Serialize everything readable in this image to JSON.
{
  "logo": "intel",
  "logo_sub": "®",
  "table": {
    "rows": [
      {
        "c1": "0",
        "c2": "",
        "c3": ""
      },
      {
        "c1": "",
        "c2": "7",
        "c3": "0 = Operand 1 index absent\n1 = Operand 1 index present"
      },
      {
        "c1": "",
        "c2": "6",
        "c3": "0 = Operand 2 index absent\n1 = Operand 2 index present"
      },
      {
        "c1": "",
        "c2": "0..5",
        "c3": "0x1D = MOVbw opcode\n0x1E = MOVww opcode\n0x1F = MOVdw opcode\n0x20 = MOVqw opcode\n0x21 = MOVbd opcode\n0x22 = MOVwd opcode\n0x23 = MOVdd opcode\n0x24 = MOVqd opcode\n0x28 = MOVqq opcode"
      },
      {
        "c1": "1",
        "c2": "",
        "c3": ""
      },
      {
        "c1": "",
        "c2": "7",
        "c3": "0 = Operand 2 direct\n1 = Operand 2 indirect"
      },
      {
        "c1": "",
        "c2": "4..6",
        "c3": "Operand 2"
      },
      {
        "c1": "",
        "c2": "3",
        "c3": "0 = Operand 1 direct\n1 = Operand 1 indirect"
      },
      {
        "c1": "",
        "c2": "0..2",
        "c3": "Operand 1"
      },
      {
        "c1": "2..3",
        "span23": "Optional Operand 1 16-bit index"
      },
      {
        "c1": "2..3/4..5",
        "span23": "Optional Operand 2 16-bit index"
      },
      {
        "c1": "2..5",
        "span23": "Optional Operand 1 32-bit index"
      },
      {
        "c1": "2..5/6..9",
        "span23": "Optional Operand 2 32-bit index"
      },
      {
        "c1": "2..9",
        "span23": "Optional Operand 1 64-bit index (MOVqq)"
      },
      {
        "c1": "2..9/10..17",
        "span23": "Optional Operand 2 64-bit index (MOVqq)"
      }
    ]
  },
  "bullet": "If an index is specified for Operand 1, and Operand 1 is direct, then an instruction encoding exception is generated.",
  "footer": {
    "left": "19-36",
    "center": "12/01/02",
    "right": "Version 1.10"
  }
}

--*--

## The task
Your task is to repeat every entry exactly.

## Final answer
Serialize everything readable in this image to JSON.
{
  "logo": "intel",
  "logo_sub": "®",
  "table": {
    "rows": [
      {
        "c1": "0",
        "c2": "",
        "c3": ""
      },
      {
        "c1": "",
        "c2": "7",
        "c3": "0 = Operand 1 index absent\n1 = Operand 1 index present"
      },
      {
        "c1": "",
        "c2": "6",
        "c3": "0 = Operand 2 index absent\n1 = Operand 2 index present"
      },
      {
        "c1": "",
        "c2": "0..5",
        "c3": "0x1D = MOVbw opcode\n0x1E = MOVww opcode\n0x1F = MOVdw opcode\n0x20 = MOVqw opcode\n0x21 = MOVbd opcode\n0x22 = MOVwd opcode\n0x23 = MOVdd opcode\n0x24 = MOVqd opcode\n0x28 = MOVqq opcode"
      },
      {
        "c1": "1",
        "c2": "",
        "c3": ""
      },
      {
        "c1": "",
        "c2": "7",
        "c3": "0 = Operand 2 direct\n1 = Operand 2 indirect"
      },
      {
        "c1": "",
        "c2": "4..6",
        "c3": "Operand 2"
      },
      {
        "c1": "",
        "c2": "3",
        "c3": "0 = Operand 1 direct\n1 = Operand 1 indirect"
      },
      {
        "c1": "",
        "c2": "0..2",
        "c3": "Operand 1"
      },
      {
        "c1": "2..3",
        "span23": "Optional Operand 1 16-bit index"
      },
      {
        "c1": "2..3/4..5",
        "span23": "Optional Operand 2 16-bit index"
      },
      {
        "c1": "2..5",
        "span23": "Optional Operand 1 32-bit index"
      },
      {
        "c1": "2..5/6..9",
        "span23": "Optional Operand 2 32-bit index"
      },
      {
        "c1": "2..9",
        "span23": "Optional Operand 1 64-bit index (MOVqq)"
      },
      {
        "c1": "2..9/10..17",
        "span23": "Optional Operand 2 64-bit index (MOVqq)"
      }
    ]
  },
  "bullet": "If an index is specified for Operand 1, and Operand 1 is direct, then an instruction encoding exception is generated.",
  "footer": {
    "left": "19-36",
    "center": "12/01/02",
    "right": "Version 1.10"
  }
}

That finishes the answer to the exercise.